**Short exercise:** Find and copy lines holding "heading".

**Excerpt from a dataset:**
※ ※ ※

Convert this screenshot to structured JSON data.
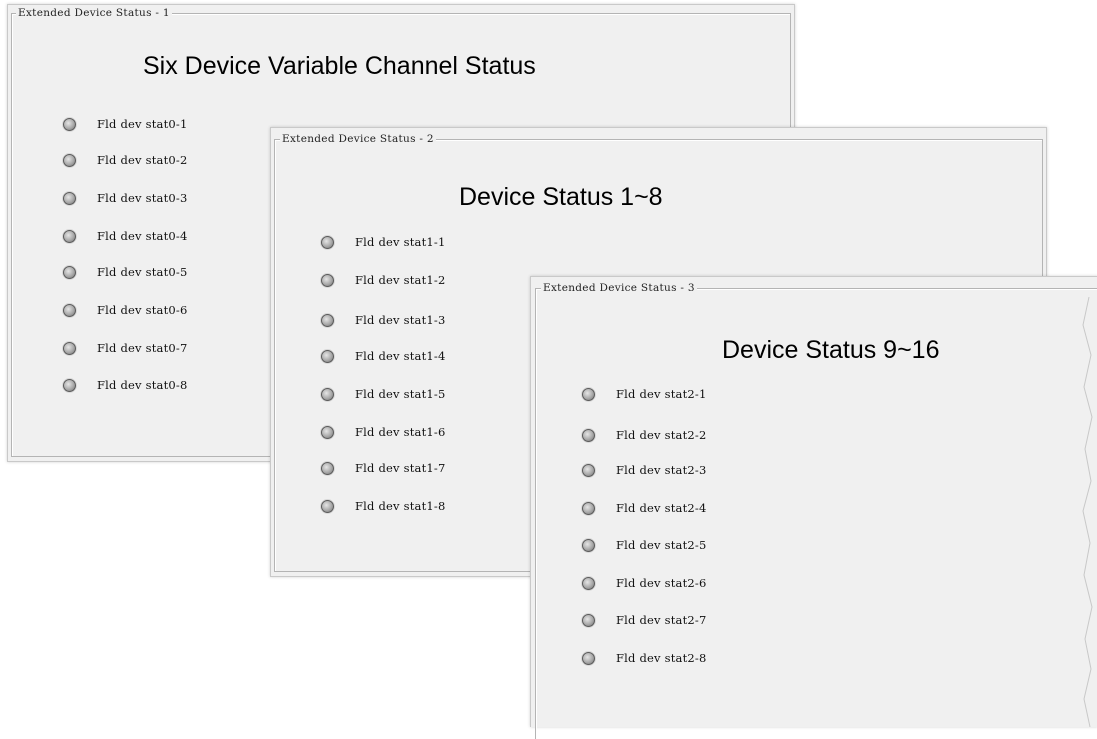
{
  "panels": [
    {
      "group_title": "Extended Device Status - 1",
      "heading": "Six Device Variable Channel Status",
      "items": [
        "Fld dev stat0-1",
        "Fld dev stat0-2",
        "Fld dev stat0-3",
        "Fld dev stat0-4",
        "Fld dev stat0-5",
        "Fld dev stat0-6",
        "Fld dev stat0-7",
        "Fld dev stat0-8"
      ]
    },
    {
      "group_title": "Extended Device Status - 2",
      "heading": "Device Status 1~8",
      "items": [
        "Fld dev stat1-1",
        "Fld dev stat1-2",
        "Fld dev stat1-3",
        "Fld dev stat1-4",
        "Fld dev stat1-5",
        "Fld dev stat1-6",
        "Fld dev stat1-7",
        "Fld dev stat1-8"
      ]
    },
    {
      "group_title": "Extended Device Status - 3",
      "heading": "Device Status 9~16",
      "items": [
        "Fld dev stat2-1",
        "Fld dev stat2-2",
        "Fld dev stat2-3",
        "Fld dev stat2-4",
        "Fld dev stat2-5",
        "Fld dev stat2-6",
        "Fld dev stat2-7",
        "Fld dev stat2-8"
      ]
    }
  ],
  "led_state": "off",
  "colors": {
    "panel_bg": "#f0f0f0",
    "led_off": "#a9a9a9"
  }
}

※ ※ ※

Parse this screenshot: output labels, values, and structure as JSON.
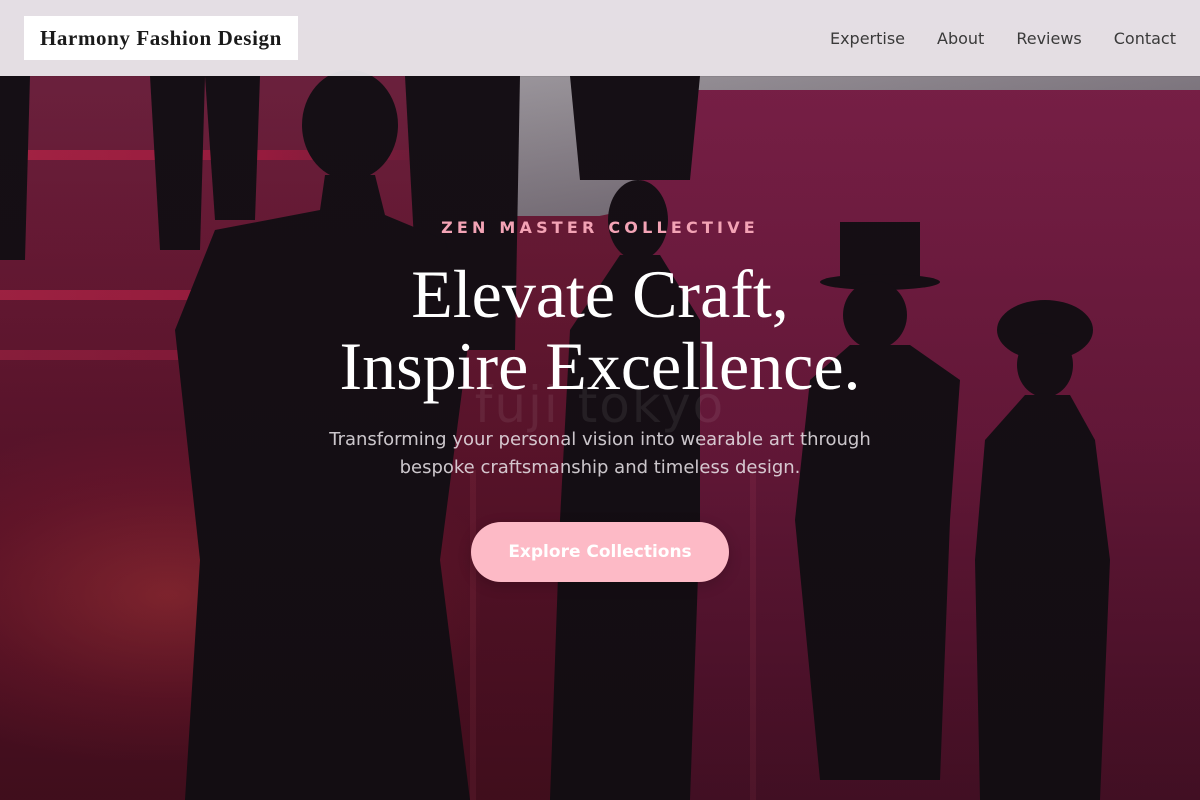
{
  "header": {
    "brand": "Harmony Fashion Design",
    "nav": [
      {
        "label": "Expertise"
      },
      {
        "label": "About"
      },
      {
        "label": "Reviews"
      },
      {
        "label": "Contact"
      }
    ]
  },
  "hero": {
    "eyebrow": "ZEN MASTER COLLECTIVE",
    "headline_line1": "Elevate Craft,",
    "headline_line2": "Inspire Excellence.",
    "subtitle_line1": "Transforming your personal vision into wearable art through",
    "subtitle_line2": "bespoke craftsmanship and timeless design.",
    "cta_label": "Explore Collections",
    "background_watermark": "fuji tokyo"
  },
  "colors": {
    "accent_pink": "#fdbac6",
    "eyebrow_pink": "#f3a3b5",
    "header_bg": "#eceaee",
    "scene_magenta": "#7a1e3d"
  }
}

※ ※ ※

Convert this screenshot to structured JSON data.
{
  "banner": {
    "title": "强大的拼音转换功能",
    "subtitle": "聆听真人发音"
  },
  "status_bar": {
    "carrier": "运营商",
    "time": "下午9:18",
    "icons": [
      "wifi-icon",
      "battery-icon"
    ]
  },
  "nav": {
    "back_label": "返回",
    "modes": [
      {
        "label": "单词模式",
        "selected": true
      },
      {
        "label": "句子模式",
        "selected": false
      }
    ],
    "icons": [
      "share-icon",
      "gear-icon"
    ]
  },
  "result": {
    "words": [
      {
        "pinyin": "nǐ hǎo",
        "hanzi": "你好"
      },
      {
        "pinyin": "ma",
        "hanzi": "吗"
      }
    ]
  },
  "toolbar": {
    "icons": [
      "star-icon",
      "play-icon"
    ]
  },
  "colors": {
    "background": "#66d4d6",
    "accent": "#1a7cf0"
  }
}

※ ※ ※

**Expected answer:**
      "heading": "Six Device Variable Channel Status",
      "heading": "Device Status 1~8",
      "heading": "Device Status 9~16",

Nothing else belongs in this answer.